_CHALLENGE:_
Print out every record exactly as it appears.
[BEGIN RECORDS]
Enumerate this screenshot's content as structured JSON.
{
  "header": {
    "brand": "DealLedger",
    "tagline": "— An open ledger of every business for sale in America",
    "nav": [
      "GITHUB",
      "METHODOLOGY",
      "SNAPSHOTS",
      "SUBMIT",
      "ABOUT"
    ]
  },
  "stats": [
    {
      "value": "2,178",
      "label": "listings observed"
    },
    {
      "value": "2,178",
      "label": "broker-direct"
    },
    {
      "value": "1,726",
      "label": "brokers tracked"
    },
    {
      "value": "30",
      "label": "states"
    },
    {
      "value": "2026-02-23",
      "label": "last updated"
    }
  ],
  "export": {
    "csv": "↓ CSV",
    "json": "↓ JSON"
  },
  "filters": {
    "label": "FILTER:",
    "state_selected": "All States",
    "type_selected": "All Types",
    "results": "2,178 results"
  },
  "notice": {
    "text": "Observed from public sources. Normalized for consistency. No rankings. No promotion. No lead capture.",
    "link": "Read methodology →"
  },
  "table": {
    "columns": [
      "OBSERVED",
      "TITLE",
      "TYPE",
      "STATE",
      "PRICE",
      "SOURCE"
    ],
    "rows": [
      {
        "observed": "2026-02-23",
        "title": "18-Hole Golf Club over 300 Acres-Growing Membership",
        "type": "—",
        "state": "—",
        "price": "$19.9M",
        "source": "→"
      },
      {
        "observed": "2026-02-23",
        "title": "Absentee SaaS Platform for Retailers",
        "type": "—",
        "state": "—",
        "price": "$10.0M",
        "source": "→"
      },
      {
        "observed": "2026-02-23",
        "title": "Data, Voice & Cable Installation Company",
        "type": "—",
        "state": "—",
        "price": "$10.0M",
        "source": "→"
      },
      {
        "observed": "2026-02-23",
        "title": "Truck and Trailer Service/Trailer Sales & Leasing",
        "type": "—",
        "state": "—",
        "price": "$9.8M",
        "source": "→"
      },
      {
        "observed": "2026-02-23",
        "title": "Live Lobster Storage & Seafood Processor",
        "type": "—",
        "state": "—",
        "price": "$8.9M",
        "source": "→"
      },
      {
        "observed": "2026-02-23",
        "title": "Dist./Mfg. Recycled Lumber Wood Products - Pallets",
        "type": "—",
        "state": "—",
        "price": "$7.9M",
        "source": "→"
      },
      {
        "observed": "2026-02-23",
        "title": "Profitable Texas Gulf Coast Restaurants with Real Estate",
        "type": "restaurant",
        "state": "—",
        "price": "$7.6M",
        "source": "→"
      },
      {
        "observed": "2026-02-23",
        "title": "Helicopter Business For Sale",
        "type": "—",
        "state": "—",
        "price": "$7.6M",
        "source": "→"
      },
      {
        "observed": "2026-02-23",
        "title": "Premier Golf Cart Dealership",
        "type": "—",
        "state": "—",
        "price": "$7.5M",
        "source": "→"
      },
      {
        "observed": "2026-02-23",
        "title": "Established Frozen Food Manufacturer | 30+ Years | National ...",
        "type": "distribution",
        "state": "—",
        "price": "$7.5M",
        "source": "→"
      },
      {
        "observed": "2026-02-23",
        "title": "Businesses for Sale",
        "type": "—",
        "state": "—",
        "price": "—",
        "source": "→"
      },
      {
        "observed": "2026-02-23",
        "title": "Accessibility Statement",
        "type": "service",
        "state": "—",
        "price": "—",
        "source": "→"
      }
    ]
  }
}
[END RECORDS]
_SOLUTION FOR THIS PROBLEM:_
Enumerate this screenshot's content as structured JSON.
{
  "header": {
    "brand": "DealLedger",
    "tagline": "— An open ledger of every business for sale in America",
    "nav": [
      "GITHUB",
      "METHODOLOGY",
      "SNAPSHOTS",
      "SUBMIT",
      "ABOUT"
    ]
  },
  "stats": [
    {
      "value": "2,178",
      "label": "listings observed"
    },
    {
      "value": "2,178",
      "label": "broker-direct"
    },
    {
      "value": "1,726",
      "label": "brokers tracked"
    },
    {
      "value": "30",
      "label": "states"
    },
    {
      "value": "2026-02-23",
      "label": "last updated"
    }
  ],
  "export": {
    "csv": "↓ CSV",
    "json": "↓ JSON"
  },
  "filters": {
    "label": "FILTER:",
    "state_selected": "All States",
    "type_selected": "All Types",
    "results": "2,178 results"
  },
  "notice": {
    "text": "Observed from public sources. Normalized for consistency. No rankings. No promotion. No lead capture.",
    "link": "Read methodology →"
  },
  "table": {
    "columns": [
      "OBSERVED",
      "TITLE",
      "TYPE",
      "STATE",
      "PRICE",
      "SOURCE"
    ],
    "rows": [
      {
        "observed": "2026-02-23",
        "title": "18-Hole Golf Club over 300 Acres-Growing Membership",
        "type": "—",
        "state": "—",
        "price": "$19.9M",
        "source": "→"
      },
      {
        "observed": "2026-02-23",
        "title": "Absentee SaaS Platform for Retailers",
        "type": "—",
        "state": "—",
        "price": "$10.0M",
        "source": "→"
      },
      {
        "observed": "2026-02-23",
        "title": "Data, Voice & Cable Installation Company",
        "type": "—",
        "state": "—",
        "price": "$10.0M",
        "source": "→"
      },
      {
        "observed": "2026-02-23",
        "title": "Truck and Trailer Service/Trailer Sales & Leasing",
        "type": "—",
        "state": "—",
        "price": "$9.8M",
        "source": "→"
      },
      {
        "observed": "2026-02-23",
        "title": "Live Lobster Storage & Seafood Processor",
        "type": "—",
        "state": "—",
        "price": "$8.9M",
        "source": "→"
      },
      {
        "observed": "2026-02-23",
        "title": "Dist./Mfg. Recycled Lumber Wood Products - Pallets",
        "type": "—",
        "state": "—",
        "price": "$7.9M",
        "source": "→"
      },
      {
        "observed": "2026-02-23",
        "title": "Profitable Texas Gulf Coast Restaurants with Real Estate",
        "type": "restaurant",
        "state": "—",
        "price": "$7.6M",
        "source": "→"
      },
      {
        "observed": "2026-02-23",
        "title": "Helicopter Business For Sale",
        "type": "—",
        "state": "—",
        "price": "$7.6M",
        "source": "→"
      },
      {
        "observed": "2026-02-23",
        "title": "Premier Golf Cart Dealership",
        "type": "—",
        "state": "—",
        "price": "$7.5M",
        "source": "→"
      },
      {
        "observed": "2026-02-23",
        "title": "Established Frozen Food Manufacturer | 30+ Years | National ...",
        "type": "distribution",
        "state": "—",
        "price": "$7.5M",
        "source": "→"
      },
      {
        "observed": "2026-02-23",
        "title": "Businesses for Sale",
        "type": "—",
        "state": "—",
        "price": "—",
        "source": "→"
      },
      {
        "observed": "2026-02-23",
        "title": "Accessibility Statement",
        "type": "service",
        "state": "—",
        "price": "—",
        "source": "→"
      }
    ]
  }
}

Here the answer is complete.